Data listing:
============================================================
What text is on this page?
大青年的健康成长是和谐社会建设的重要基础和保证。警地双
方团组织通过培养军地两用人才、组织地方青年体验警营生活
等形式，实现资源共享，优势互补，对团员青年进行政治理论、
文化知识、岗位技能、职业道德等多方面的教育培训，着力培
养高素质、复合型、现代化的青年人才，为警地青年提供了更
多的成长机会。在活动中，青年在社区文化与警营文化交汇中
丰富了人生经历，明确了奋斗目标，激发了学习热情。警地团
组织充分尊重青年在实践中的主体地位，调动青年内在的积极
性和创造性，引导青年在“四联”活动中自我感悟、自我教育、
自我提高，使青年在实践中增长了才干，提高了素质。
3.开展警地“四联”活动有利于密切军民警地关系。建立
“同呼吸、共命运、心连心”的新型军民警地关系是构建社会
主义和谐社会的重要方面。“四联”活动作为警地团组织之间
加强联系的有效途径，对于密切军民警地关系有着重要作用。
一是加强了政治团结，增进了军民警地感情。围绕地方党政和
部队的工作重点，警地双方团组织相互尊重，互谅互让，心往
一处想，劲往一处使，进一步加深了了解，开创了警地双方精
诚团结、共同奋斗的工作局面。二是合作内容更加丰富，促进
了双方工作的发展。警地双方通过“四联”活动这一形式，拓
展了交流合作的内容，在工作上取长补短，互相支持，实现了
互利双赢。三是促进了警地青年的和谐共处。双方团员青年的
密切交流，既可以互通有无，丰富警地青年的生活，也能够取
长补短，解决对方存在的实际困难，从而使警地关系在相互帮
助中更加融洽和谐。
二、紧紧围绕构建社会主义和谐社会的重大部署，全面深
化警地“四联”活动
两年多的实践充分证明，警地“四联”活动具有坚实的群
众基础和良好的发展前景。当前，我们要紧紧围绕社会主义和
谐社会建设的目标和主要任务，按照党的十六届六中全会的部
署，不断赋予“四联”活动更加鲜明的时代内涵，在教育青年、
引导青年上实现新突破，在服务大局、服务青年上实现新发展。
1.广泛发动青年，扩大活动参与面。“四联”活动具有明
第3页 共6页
============================================================
## [Exercise requirements]
Take the listing above and set it down exactly.

## [Solved problem]
What text is on this page?
大青年的健康成长是和谐社会建设的重要基础和保证。警地双
方团组织通过培养军地两用人才、组织地方青年体验警营生活
等形式，实现资源共享，优势互补，对团员青年进行政治理论、
文化知识、岗位技能、职业道德等多方面的教育培训，着力培
养高素质、复合型、现代化的青年人才，为警地青年提供了更
多的成长机会。在活动中，青年在社区文化与警营文化交汇中
丰富了人生经历，明确了奋斗目标，激发了学习热情。警地团
组织充分尊重青年在实践中的主体地位，调动青年内在的积极
性和创造性，引导青年在“四联”活动中自我感悟、自我教育、
自我提高，使青年在实践中增长了才干，提高了素质。
3.开展警地“四联”活动有利于密切军民警地关系。建立
“同呼吸、共命运、心连心”的新型军民警地关系是构建社会
主义和谐社会的重要方面。“四联”活动作为警地团组织之间
加强联系的有效途径，对于密切军民警地关系有着重要作用。
一是加强了政治团结，增进了军民警地感情。围绕地方党政和
部队的工作重点，警地双方团组织相互尊重，互谅互让，心往
一处想，劲往一处使，进一步加深了了解，开创了警地双方精
诚团结、共同奋斗的工作局面。二是合作内容更加丰富，促进
了双方工作的发展。警地双方通过“四联”活动这一形式，拓
展了交流合作的内容，在工作上取长补短，互相支持，实现了
互利双赢。三是促进了警地青年的和谐共处。双方团员青年的
密切交流，既可以互通有无，丰富警地青年的生活，也能够取
长补短，解决对方存在的实际困难，从而使警地关系在相互帮
助中更加融洽和谐。
二、紧紧围绕构建社会主义和谐社会的重大部署，全面深
化警地“四联”活动
两年多的实践充分证明，警地“四联”活动具有坚实的群
众基础和良好的发展前景。当前，我们要紧紧围绕社会主义和
谐社会建设的目标和主要任务，按照党的十六届六中全会的部
署，不断赋予“四联”活动更加鲜明的时代内涵，在教育青年、
引导青年上实现新突破，在服务大局、服务青年上实现新发展。
1.广泛发动青年，扩大活动参与面。“四联”活动具有明
第3页 共6页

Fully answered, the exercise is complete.